-- START RECORDS TO USE --

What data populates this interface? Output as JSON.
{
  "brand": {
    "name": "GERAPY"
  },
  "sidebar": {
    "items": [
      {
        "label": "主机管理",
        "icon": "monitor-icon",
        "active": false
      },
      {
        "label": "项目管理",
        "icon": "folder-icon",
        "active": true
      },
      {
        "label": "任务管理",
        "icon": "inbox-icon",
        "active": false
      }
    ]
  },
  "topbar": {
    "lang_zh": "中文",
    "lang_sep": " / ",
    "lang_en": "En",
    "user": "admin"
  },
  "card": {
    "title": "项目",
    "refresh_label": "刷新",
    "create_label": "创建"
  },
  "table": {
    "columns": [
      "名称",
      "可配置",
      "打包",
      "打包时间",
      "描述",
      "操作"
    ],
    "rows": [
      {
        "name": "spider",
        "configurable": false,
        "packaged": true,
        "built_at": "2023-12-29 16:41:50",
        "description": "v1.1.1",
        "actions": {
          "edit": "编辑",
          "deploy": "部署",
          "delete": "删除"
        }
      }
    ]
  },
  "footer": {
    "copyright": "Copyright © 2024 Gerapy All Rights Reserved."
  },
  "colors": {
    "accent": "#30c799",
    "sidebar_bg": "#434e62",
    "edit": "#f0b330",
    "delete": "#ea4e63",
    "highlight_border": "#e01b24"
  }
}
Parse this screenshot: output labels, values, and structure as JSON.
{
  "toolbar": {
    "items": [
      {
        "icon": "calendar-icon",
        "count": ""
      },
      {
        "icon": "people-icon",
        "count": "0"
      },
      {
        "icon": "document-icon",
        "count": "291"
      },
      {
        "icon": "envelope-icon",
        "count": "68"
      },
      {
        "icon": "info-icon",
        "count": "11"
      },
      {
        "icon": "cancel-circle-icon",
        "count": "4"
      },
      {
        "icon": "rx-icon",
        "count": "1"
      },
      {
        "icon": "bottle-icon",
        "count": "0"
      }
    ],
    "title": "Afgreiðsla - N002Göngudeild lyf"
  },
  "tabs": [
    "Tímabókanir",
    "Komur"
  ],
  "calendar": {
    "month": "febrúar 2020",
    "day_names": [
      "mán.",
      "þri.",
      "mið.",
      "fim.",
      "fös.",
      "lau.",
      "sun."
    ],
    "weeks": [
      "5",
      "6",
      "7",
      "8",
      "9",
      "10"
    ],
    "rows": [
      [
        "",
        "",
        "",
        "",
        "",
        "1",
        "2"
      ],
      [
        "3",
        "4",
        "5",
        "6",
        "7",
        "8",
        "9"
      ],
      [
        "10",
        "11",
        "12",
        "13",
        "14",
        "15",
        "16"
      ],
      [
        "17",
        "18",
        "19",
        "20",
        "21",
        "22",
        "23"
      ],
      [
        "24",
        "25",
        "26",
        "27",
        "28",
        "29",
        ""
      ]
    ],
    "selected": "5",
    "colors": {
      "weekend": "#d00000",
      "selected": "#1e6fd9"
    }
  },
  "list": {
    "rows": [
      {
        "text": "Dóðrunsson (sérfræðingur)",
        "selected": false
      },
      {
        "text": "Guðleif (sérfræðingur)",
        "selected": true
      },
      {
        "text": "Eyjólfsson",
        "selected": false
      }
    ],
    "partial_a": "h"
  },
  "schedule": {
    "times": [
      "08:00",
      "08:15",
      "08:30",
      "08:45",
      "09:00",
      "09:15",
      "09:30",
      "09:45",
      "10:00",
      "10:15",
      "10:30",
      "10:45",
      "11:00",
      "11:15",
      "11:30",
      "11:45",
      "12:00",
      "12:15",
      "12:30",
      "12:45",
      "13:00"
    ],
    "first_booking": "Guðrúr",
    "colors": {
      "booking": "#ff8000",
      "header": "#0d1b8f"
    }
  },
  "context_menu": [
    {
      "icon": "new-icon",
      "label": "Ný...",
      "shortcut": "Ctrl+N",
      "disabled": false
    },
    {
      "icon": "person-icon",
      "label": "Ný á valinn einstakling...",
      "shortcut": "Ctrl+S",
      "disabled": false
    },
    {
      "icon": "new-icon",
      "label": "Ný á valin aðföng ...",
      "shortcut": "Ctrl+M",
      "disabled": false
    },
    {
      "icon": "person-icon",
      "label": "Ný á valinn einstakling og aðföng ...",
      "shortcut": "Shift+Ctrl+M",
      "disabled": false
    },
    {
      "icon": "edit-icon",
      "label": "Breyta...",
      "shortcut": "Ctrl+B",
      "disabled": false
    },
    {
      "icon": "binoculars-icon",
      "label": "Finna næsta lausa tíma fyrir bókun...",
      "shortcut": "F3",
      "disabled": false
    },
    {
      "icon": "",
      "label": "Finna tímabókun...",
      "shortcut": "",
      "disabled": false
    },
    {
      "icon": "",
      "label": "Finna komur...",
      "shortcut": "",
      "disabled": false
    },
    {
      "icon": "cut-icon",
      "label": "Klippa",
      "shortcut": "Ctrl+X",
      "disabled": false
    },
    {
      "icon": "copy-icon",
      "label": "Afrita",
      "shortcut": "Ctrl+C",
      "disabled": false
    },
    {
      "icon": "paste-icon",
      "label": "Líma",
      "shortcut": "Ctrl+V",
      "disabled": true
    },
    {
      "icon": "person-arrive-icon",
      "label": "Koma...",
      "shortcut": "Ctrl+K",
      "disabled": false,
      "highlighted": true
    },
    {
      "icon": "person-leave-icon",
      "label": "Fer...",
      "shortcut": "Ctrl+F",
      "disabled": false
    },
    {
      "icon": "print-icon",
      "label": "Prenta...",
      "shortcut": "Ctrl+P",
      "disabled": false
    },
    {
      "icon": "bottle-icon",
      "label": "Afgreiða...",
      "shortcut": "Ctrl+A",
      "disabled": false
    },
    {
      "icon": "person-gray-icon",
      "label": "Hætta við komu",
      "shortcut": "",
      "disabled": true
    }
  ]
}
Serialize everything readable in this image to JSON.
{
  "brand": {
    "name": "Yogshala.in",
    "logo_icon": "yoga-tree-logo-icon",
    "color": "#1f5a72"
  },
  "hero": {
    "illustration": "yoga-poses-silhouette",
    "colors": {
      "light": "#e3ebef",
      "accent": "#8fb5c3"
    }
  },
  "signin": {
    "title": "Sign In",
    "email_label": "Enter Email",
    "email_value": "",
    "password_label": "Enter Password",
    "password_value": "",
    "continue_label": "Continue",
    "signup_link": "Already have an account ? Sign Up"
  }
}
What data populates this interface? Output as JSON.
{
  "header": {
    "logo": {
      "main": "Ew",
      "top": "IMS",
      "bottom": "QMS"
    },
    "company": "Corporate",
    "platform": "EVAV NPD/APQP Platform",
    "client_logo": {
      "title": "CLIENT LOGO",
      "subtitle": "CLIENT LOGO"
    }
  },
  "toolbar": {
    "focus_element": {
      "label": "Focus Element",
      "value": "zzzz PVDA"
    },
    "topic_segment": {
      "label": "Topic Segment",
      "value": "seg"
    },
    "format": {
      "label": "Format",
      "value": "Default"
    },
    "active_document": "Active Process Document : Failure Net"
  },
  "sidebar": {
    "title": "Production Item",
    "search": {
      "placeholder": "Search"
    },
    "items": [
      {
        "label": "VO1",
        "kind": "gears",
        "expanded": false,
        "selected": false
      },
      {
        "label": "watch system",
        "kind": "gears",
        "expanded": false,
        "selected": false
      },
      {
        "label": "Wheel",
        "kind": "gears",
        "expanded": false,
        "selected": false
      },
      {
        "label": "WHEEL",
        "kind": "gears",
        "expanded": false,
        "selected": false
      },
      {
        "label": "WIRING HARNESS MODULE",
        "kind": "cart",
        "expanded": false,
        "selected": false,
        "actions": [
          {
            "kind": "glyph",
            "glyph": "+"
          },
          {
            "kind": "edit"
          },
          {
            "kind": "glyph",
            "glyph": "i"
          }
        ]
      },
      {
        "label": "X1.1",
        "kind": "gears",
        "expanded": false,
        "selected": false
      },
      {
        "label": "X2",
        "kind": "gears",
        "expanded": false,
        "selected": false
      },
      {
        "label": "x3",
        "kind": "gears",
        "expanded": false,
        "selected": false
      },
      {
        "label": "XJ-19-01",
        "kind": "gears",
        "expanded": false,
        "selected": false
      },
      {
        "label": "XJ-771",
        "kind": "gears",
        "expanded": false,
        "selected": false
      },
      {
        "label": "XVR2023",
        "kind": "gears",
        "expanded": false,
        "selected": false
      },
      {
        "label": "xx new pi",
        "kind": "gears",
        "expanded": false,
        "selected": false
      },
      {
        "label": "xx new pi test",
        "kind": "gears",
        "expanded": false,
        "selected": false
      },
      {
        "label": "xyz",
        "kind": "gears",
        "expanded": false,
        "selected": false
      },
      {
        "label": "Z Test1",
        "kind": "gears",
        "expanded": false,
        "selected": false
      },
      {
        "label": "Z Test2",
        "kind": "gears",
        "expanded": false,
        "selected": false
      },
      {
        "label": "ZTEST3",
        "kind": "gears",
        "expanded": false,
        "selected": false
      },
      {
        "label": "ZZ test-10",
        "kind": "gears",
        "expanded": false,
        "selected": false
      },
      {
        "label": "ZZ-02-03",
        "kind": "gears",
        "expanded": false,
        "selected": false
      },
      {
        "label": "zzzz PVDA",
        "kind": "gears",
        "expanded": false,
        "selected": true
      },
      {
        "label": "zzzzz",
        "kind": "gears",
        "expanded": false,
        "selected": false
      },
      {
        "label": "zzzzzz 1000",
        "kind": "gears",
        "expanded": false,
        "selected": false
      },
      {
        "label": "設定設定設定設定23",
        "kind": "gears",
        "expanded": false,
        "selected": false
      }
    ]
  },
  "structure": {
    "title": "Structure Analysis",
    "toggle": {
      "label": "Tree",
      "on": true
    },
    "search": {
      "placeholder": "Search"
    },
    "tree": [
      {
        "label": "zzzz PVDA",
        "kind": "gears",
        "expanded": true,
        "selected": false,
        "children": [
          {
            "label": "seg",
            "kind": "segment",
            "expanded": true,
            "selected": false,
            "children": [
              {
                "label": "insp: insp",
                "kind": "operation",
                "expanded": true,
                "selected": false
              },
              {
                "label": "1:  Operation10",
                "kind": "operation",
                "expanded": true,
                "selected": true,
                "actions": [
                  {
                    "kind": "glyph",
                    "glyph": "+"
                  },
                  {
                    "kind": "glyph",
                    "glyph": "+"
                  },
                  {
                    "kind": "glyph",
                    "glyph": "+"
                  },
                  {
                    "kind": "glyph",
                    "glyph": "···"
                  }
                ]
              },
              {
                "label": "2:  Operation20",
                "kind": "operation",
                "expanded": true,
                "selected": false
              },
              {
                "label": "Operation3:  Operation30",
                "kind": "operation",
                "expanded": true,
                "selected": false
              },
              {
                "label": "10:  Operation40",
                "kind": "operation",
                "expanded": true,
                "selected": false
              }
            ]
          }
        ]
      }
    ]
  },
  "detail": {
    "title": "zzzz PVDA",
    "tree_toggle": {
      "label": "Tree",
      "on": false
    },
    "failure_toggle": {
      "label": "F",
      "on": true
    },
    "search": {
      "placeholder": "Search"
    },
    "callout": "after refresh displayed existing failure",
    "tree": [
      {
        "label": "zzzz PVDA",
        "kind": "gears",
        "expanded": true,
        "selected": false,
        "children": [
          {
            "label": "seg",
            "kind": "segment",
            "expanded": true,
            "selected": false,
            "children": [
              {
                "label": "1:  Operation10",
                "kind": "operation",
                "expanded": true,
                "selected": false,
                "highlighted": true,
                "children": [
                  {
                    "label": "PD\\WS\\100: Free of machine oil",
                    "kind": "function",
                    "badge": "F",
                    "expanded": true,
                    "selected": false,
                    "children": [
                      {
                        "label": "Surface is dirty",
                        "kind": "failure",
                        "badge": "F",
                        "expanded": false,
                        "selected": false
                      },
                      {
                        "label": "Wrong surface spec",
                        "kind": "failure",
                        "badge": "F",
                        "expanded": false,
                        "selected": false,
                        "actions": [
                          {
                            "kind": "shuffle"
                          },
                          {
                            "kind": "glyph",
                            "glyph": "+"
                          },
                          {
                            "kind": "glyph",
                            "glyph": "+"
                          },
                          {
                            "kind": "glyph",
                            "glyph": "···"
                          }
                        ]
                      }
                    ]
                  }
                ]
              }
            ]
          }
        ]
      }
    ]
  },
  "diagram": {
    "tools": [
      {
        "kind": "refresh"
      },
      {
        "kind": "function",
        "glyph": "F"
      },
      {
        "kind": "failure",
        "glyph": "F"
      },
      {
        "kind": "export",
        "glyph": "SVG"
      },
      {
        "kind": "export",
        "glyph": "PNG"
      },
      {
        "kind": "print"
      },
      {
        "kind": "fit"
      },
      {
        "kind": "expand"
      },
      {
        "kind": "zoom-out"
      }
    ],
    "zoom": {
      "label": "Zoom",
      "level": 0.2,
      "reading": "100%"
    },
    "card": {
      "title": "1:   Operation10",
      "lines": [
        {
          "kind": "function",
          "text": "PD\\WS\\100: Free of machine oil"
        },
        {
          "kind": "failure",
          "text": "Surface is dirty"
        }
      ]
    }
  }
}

-- END RECORDS TO USE --

Find how many lines of the material carry the string "Free". Only the number should be in the answer.

# FULL ANSWER
2